◆ TO BE DONE ◆
Find each line with "start" and copy it.
=== LISTING ===
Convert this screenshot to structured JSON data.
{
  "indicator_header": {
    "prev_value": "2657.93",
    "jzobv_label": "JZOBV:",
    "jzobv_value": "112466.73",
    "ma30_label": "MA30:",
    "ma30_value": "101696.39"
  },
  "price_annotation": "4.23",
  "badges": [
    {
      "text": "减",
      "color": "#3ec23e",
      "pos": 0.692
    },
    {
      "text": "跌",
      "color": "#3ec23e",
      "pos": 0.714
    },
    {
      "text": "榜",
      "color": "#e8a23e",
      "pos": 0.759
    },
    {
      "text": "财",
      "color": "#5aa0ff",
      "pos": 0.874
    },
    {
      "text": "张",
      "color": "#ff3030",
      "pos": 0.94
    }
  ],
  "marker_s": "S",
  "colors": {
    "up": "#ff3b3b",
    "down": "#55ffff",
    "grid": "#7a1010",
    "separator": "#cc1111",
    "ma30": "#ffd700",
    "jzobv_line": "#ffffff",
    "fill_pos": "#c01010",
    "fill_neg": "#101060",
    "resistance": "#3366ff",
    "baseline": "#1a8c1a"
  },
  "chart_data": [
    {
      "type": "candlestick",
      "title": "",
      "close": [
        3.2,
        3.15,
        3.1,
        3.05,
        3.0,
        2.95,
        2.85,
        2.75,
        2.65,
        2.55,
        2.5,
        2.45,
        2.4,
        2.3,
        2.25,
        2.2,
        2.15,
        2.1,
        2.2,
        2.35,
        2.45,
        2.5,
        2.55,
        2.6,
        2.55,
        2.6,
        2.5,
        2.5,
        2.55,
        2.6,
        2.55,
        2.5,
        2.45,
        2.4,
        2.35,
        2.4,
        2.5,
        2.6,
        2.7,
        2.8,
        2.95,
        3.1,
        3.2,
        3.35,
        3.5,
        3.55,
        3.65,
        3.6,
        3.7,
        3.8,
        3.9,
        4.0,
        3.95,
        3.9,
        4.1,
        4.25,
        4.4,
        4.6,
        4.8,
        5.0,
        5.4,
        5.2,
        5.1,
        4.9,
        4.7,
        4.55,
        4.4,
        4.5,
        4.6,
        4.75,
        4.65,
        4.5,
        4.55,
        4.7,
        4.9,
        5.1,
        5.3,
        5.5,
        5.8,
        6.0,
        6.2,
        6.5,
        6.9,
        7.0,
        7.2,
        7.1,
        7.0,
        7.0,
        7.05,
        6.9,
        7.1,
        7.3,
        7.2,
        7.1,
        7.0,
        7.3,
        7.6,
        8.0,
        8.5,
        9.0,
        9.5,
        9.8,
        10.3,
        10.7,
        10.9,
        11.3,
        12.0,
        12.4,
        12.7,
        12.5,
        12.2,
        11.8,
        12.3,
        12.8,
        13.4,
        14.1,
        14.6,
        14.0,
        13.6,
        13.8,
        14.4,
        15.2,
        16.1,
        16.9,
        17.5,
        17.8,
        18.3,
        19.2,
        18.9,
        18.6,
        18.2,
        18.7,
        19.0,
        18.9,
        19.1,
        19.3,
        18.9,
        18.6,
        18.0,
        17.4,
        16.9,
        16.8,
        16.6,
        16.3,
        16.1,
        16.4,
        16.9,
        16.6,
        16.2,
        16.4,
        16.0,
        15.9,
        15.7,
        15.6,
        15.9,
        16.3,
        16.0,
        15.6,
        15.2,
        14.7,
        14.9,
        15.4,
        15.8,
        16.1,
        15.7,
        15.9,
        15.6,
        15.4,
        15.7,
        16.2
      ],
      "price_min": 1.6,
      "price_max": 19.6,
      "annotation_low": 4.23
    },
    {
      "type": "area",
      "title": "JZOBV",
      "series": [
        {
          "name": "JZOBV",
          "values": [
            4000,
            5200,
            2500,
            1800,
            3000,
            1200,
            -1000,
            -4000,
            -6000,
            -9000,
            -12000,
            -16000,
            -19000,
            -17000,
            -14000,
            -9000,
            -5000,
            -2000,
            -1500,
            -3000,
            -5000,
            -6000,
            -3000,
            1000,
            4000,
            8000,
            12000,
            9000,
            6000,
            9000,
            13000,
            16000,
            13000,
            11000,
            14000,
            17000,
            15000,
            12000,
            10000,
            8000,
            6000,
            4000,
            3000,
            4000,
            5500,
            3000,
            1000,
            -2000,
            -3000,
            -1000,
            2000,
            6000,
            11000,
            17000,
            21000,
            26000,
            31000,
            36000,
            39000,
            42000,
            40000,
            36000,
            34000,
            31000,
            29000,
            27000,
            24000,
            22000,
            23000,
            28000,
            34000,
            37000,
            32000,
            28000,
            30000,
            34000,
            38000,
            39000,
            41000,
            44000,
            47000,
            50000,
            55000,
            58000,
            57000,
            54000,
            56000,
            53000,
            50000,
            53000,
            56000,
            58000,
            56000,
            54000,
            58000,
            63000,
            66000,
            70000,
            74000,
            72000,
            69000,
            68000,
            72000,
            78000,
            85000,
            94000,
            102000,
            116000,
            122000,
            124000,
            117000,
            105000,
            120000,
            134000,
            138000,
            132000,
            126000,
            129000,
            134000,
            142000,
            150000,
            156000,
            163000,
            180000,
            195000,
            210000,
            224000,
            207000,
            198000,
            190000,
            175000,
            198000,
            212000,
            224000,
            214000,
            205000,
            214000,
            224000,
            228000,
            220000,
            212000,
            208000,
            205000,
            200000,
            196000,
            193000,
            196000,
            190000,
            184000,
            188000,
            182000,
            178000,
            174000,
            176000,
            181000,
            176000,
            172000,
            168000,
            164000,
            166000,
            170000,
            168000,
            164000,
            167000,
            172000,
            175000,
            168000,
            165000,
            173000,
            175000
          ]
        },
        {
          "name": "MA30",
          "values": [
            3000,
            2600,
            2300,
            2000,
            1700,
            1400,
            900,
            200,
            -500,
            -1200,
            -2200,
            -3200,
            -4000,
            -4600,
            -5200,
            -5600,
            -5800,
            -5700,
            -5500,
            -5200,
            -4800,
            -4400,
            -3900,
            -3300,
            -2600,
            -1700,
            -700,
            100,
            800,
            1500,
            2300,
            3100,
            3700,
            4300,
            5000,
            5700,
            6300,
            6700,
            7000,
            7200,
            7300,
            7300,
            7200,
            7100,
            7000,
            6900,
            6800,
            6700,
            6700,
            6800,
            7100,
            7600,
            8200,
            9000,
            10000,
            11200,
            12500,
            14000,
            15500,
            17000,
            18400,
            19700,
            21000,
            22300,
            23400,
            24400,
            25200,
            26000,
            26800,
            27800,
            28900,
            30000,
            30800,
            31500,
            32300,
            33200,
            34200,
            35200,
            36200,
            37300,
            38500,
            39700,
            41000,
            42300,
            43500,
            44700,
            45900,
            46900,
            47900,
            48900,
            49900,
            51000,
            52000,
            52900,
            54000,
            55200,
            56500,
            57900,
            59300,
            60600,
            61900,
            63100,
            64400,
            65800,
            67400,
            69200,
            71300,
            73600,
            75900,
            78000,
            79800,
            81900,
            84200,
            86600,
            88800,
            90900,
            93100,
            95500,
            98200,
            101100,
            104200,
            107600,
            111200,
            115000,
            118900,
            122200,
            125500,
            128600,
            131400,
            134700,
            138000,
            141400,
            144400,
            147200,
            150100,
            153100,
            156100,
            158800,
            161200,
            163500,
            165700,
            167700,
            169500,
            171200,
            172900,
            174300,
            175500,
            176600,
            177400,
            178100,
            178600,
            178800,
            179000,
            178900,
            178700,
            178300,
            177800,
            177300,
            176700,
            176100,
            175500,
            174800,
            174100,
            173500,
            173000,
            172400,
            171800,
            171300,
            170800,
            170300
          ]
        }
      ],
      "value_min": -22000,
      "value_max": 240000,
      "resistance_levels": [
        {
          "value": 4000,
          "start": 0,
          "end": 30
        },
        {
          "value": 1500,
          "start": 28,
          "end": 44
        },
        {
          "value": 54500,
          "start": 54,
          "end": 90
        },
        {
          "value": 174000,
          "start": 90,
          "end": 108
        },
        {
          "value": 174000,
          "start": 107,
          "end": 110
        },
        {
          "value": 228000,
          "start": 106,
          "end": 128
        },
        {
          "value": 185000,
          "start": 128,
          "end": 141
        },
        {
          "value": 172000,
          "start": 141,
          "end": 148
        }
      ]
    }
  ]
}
===
◆ THE RESPONSE ◆
          "start": 0,
          "start": 28,
          "start": 54,
          "start": 90,
          "start": 107,
          "start": 106,
          "start": 128,
          "start": 141,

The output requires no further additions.